Task brief:
Pick out the lines below with "instruction" and list them.

Raw data:
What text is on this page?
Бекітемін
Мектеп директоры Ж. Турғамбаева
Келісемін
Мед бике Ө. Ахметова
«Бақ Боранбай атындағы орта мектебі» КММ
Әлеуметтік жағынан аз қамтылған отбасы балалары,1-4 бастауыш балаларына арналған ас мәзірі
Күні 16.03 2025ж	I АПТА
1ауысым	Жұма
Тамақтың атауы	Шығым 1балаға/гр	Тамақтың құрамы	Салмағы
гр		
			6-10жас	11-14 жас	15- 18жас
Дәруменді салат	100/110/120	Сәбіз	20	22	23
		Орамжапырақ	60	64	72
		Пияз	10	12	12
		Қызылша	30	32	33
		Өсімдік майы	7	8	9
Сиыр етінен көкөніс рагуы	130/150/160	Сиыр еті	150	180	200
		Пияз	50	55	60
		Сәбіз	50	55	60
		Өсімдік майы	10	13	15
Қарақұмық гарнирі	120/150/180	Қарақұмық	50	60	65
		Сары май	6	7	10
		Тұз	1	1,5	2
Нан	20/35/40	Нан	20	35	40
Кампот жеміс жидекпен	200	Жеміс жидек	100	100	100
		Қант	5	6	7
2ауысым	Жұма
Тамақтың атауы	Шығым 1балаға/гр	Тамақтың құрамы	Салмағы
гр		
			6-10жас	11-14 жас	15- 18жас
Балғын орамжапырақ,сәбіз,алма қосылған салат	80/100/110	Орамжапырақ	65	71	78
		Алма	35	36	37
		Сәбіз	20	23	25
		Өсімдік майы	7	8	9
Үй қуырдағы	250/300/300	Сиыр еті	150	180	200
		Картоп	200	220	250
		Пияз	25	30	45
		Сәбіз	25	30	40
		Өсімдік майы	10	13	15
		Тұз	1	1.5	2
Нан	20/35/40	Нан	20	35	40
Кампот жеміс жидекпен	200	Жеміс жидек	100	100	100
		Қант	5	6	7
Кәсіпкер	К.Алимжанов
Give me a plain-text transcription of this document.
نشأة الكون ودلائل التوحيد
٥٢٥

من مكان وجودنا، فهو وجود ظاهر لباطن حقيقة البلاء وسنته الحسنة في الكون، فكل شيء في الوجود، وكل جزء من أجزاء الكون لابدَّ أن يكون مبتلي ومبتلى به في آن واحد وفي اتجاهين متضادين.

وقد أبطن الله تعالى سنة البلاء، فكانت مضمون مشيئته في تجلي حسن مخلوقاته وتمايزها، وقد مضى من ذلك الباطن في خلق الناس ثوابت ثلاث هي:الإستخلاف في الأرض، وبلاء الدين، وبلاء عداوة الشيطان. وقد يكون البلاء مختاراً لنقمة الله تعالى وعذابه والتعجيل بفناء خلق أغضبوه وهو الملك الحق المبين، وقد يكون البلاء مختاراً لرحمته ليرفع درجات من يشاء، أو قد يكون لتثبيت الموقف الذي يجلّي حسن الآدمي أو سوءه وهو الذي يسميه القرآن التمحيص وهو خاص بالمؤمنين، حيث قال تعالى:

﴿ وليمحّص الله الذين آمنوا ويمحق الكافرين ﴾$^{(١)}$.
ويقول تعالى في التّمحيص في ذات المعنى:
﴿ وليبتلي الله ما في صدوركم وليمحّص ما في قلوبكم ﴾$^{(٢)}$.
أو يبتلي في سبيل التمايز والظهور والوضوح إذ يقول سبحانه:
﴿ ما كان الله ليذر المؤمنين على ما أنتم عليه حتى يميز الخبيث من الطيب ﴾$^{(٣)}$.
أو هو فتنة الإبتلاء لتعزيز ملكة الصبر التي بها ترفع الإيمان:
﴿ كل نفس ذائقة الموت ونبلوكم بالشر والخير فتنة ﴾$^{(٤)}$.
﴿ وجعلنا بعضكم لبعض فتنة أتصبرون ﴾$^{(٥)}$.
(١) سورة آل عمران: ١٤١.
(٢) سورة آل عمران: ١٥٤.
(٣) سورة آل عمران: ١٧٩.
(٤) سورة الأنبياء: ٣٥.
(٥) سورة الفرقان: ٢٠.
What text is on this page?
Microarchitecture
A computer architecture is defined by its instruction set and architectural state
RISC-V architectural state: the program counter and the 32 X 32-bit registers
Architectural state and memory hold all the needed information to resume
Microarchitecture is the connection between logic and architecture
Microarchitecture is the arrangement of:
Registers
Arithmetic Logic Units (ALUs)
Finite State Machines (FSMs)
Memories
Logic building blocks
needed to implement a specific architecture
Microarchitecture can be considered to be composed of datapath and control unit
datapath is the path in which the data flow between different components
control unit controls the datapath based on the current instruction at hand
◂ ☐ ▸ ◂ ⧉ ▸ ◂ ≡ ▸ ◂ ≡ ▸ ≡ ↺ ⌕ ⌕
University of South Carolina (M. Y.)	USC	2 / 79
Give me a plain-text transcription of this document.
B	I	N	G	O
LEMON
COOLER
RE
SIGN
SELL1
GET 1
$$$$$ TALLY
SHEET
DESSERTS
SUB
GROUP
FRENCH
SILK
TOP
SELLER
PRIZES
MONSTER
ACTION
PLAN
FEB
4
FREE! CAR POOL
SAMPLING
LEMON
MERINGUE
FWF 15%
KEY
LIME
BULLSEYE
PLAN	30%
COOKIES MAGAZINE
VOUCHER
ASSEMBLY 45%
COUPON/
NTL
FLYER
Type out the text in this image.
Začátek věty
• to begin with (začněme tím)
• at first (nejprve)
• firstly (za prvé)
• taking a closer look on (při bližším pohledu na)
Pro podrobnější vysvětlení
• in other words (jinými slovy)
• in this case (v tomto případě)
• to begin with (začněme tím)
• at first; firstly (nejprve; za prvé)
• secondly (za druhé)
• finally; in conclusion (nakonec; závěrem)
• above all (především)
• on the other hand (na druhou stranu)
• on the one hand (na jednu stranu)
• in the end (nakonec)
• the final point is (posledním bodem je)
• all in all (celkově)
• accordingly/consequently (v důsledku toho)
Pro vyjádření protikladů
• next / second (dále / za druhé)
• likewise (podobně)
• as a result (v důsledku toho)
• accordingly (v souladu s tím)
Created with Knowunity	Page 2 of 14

Response below:
A computer architecture is defined by its instruction set and architectural state
control unit controls the datapath based on the current instruction at hand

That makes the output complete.